### INPUT FOR THIS TASK ###
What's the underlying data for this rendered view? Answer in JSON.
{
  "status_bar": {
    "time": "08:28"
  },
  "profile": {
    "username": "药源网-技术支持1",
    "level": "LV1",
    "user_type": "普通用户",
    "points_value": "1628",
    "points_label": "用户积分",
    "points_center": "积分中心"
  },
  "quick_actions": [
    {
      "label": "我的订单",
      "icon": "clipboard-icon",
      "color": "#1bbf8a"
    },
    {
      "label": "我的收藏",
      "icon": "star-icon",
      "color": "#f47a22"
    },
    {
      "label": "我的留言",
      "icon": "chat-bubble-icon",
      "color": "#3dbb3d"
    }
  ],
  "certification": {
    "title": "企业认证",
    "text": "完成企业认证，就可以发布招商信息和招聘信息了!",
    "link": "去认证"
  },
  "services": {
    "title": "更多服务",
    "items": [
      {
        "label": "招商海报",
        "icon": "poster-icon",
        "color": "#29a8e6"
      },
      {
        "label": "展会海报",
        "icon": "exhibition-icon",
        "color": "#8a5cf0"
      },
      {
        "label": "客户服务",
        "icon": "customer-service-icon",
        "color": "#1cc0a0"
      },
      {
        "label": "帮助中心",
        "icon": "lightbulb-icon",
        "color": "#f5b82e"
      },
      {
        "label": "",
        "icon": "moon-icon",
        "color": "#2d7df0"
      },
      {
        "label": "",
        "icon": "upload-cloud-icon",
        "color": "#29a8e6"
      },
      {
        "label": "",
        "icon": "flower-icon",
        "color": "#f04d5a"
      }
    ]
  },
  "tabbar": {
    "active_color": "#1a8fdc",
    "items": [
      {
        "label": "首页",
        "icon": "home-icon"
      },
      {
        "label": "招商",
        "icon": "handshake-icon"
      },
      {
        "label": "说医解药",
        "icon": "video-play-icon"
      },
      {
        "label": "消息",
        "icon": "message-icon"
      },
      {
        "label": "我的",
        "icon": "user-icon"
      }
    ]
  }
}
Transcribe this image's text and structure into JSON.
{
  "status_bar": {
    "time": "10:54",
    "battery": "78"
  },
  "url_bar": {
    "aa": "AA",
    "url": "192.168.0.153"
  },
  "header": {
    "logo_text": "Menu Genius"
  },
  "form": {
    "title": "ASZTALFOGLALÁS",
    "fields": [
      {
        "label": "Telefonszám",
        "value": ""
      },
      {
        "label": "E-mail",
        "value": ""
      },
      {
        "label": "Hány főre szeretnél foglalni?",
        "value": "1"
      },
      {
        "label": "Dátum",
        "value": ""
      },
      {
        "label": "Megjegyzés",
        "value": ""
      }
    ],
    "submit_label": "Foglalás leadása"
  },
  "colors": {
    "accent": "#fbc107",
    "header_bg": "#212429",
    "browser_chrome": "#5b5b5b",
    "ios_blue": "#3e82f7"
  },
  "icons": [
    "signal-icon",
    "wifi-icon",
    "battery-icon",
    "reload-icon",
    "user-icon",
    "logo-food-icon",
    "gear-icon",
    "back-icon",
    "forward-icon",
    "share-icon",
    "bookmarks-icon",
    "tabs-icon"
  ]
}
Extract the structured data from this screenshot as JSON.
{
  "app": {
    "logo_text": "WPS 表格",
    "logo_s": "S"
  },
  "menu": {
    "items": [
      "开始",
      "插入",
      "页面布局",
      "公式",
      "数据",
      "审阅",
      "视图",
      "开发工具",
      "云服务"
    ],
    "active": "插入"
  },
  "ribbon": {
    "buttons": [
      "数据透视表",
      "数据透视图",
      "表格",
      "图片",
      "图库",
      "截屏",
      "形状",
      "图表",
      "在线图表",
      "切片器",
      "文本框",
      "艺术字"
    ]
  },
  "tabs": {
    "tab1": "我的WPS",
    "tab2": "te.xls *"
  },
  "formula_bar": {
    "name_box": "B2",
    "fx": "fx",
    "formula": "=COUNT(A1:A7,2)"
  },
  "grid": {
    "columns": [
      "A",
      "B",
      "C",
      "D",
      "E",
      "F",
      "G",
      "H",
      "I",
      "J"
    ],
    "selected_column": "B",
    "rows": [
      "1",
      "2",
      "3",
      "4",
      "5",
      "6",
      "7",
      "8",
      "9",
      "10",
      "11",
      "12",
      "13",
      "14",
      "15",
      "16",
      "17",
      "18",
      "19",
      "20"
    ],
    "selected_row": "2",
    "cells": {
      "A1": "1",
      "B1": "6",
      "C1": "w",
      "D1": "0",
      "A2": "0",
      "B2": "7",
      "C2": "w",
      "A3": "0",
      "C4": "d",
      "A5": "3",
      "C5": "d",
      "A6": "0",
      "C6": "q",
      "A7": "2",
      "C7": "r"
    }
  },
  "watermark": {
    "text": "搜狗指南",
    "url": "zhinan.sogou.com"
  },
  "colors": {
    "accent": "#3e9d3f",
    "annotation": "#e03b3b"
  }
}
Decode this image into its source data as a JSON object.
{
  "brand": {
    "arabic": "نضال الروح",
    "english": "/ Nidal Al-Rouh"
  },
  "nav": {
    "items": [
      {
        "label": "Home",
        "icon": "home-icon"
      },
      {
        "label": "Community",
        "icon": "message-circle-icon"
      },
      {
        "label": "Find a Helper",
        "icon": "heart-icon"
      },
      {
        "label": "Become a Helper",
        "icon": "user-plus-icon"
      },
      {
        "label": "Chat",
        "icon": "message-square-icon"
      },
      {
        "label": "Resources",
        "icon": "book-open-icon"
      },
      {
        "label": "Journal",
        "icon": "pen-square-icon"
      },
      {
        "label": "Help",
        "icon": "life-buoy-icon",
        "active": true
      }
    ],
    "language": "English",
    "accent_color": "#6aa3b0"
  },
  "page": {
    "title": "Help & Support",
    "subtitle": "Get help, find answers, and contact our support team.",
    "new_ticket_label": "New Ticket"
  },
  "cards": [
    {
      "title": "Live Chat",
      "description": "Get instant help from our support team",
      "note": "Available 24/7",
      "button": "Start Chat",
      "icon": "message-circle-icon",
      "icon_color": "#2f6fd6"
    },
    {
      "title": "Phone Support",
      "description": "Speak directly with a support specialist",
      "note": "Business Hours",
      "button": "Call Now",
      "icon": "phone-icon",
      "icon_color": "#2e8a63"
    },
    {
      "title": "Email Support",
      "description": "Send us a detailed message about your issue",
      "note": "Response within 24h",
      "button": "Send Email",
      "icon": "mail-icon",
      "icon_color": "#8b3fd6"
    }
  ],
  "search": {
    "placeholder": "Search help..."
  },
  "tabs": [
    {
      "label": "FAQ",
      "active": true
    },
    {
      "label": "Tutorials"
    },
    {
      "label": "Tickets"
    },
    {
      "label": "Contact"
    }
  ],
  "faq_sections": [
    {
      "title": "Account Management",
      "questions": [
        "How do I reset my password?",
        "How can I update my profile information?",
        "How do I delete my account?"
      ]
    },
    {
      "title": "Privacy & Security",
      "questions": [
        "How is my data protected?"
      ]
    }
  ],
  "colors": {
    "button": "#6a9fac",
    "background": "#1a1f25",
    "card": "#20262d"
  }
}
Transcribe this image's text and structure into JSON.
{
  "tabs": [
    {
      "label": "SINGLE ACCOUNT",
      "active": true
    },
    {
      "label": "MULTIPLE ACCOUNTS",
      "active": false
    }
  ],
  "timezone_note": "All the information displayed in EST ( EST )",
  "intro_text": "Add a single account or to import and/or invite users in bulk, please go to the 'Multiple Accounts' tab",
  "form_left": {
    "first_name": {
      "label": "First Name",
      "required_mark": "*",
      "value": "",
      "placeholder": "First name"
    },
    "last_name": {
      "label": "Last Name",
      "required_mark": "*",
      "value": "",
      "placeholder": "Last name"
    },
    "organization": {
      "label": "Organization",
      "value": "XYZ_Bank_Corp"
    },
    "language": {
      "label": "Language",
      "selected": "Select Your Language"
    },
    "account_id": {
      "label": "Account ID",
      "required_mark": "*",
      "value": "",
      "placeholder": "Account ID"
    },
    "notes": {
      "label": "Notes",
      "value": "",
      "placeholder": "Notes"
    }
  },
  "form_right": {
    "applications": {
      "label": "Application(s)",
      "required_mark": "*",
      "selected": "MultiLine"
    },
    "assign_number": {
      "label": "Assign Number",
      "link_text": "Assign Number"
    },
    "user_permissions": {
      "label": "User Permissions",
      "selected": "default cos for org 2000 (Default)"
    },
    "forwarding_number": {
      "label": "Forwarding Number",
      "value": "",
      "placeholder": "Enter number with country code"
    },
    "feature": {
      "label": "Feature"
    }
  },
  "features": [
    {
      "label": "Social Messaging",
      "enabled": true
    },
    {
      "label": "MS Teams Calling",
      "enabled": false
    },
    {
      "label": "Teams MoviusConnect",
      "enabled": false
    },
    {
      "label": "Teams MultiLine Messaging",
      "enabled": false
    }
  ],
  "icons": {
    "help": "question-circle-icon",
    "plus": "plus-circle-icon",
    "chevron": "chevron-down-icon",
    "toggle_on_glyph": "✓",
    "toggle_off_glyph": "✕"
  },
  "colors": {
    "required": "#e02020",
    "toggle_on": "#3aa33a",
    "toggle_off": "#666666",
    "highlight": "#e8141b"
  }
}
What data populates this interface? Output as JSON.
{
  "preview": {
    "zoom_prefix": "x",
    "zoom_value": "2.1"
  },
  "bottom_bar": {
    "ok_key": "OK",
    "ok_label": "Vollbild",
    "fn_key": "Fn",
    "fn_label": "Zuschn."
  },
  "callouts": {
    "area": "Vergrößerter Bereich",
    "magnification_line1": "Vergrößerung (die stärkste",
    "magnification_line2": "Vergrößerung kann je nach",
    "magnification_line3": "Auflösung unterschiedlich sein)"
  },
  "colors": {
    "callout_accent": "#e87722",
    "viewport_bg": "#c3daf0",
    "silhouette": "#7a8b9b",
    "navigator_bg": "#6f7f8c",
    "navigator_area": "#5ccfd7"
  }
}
###
# [PROBLEM]
Nothing but the lines from the one with "What data populates" through the end of the data above should be repeated, each exactly as it stands.

# [FINISHED TASK]
What data populates this interface? Output as JSON.
{
  "preview": {
    "zoom_prefix": "x",
    "zoom_value": "2.1"
  },
  "bottom_bar": {
    "ok_key": "OK",
    "ok_label": "Vollbild",
    "fn_key": "Fn",
    "fn_label": "Zuschn."
  },
  "callouts": {
    "area": "Vergrößerter Bereich",
    "magnification_line1": "Vergrößerung (die stärkste",
    "magnification_line2": "Vergrößerung kann je nach",
    "magnification_line3": "Auflösung unterschiedlich sein)"
  },
  "colors": {
    "callout_accent": "#e87722",
    "viewport_bg": "#c3daf0",
    "silhouette": "#7a8b9b",
    "navigator_bg": "#6f7f8c",
    "navigator_area": "#5ccfd7"
  }
}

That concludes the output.